### Exercise prompt
Scan the material that follows. Copy every line containing the word "ἀναλόγως".

Items from a dataset
Begin

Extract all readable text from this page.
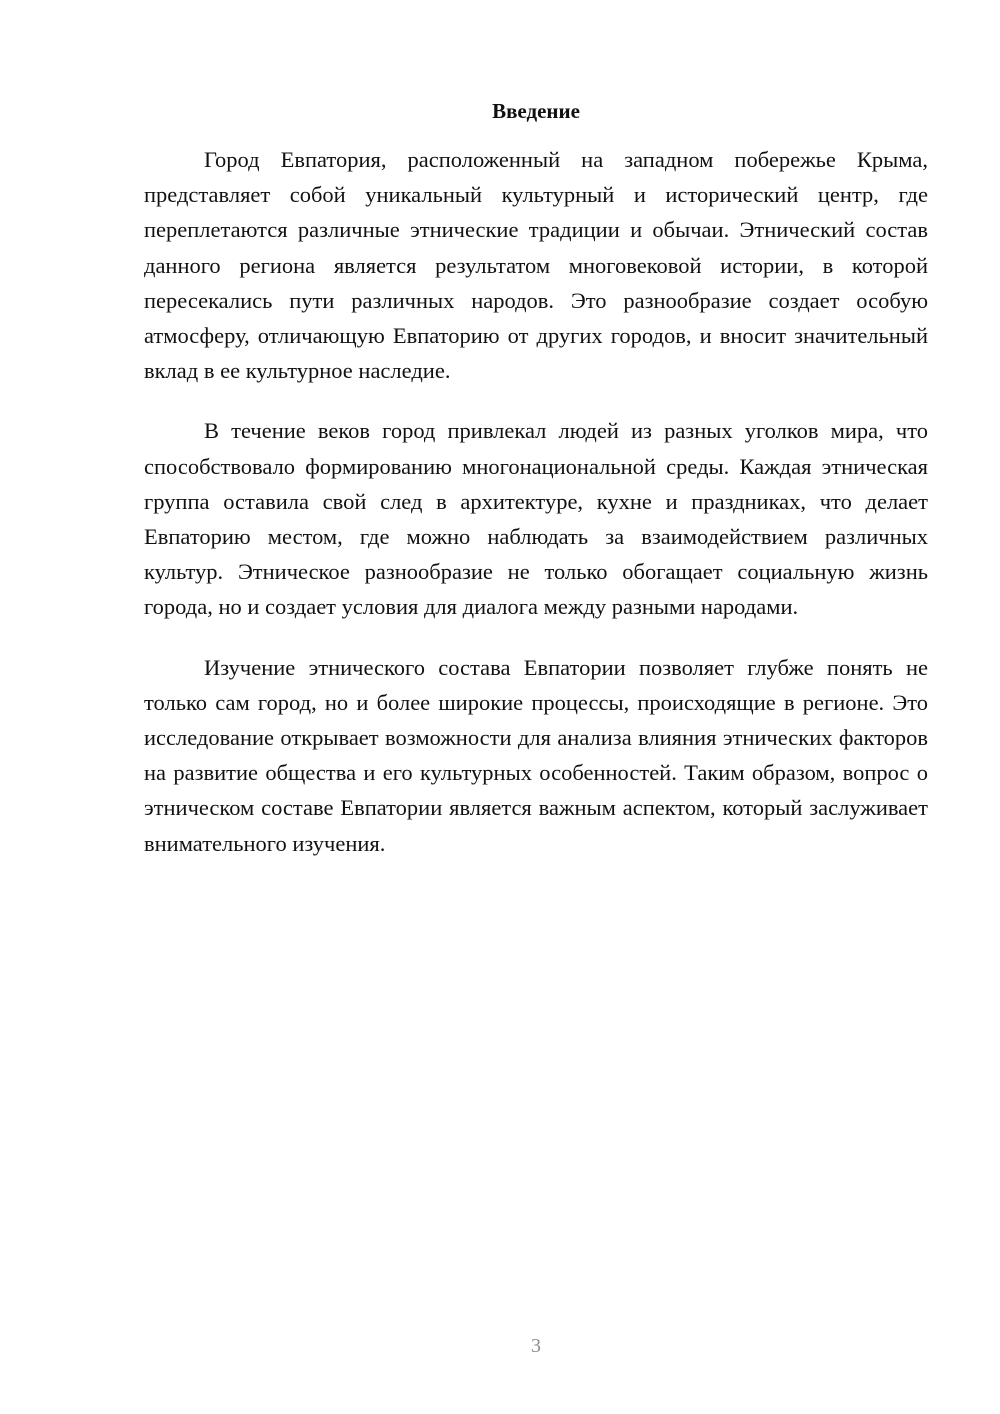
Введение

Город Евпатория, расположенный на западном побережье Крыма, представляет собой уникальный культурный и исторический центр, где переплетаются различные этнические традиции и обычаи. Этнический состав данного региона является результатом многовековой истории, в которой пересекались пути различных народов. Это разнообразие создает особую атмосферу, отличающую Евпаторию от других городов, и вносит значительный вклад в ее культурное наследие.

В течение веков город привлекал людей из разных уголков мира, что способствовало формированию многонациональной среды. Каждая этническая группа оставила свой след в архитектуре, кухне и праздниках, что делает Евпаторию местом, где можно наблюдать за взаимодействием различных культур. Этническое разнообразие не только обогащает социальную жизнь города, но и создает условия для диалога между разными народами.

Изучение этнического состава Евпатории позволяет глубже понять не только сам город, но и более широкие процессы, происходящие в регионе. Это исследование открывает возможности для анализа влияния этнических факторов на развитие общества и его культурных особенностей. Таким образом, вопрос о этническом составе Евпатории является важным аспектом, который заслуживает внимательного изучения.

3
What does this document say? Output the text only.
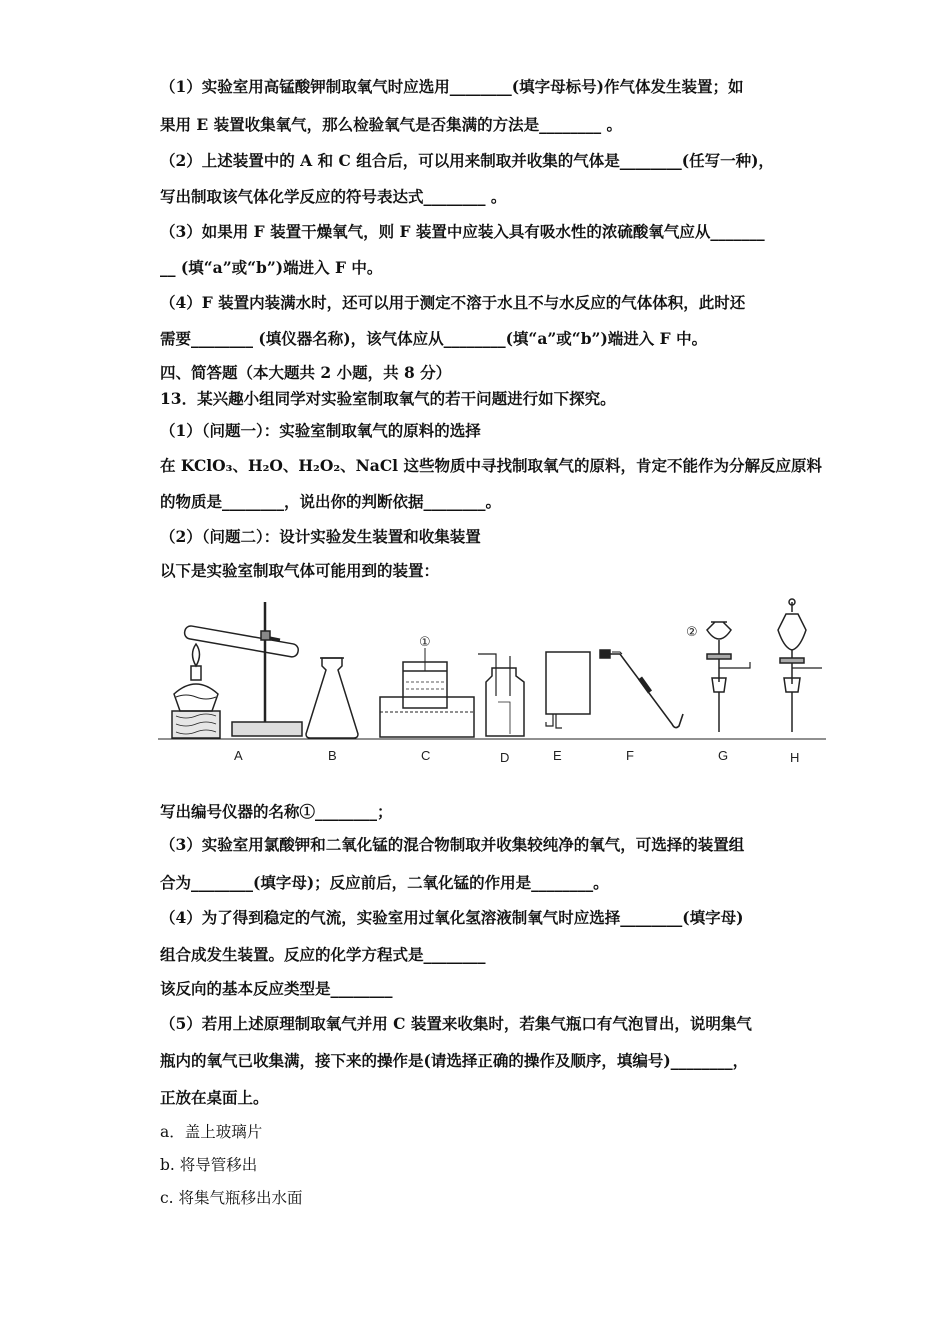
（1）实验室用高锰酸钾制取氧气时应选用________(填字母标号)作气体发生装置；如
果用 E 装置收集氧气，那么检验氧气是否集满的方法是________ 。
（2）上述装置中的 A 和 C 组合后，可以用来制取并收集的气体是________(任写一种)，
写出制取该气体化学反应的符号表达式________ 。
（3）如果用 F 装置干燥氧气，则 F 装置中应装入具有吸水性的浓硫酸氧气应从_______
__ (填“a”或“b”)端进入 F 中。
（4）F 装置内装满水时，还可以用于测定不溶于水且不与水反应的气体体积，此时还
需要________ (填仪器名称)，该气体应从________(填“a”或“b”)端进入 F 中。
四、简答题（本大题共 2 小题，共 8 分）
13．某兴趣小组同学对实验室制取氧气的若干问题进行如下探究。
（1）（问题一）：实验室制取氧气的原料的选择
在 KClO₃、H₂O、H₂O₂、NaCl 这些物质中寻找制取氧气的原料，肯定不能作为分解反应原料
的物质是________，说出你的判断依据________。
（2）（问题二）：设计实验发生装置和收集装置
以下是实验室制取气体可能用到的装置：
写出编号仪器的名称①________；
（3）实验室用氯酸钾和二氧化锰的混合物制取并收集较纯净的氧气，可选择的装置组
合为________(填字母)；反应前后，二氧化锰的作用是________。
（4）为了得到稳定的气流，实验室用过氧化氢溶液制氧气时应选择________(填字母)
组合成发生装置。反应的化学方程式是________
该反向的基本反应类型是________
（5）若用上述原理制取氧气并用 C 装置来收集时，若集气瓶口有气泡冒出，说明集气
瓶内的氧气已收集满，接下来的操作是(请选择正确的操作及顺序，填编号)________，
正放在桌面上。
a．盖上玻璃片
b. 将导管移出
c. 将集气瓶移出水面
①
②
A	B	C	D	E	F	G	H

End
Begin

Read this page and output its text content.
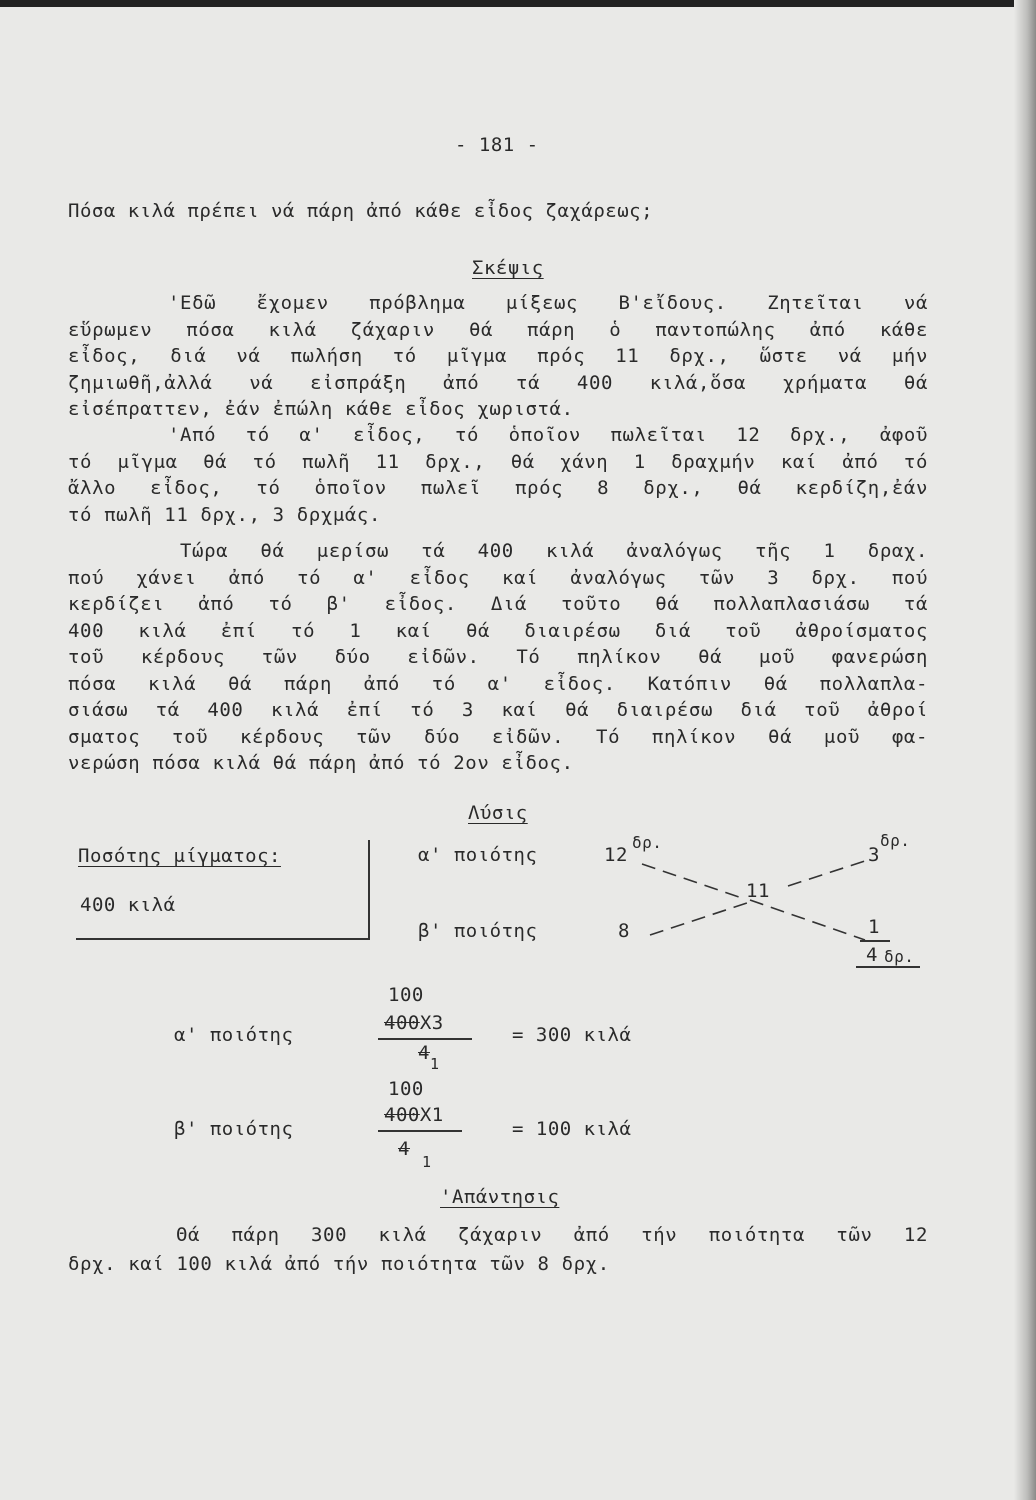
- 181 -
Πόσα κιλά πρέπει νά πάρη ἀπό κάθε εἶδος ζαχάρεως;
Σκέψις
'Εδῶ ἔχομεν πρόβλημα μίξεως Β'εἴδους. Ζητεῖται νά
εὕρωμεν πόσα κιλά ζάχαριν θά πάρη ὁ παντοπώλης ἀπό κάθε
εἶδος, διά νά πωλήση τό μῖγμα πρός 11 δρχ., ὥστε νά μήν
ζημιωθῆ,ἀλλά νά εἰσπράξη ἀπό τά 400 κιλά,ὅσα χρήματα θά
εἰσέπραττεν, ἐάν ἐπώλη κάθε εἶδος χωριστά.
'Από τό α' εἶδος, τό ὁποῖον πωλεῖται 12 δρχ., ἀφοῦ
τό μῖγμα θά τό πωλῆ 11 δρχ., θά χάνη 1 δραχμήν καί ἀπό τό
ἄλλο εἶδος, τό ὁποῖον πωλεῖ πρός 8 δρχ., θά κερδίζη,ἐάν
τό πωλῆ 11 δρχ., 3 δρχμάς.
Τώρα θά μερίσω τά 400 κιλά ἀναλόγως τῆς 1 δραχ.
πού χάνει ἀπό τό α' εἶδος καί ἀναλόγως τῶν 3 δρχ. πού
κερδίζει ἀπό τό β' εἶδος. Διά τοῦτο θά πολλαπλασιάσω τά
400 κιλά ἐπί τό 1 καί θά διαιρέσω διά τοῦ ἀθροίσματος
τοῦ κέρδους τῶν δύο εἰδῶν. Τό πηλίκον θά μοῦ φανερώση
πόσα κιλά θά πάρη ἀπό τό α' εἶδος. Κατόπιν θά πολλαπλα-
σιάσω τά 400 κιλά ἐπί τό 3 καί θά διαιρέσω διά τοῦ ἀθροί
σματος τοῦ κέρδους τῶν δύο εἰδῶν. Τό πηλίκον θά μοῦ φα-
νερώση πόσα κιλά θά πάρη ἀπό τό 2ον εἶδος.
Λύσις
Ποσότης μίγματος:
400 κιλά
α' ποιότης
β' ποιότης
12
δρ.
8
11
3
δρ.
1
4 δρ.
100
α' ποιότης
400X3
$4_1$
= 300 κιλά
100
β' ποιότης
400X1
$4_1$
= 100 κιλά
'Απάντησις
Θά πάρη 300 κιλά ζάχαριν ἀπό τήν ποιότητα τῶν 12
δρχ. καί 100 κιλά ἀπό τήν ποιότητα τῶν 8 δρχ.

End

### Task result
Τώρα θά μερίσω τά 400 κιλά ἀναλόγως τῆς 1 δραχ.
πού χάνει ἀπό τό α' εἶδος καί ἀναλόγως τῶν 3 δρχ. πού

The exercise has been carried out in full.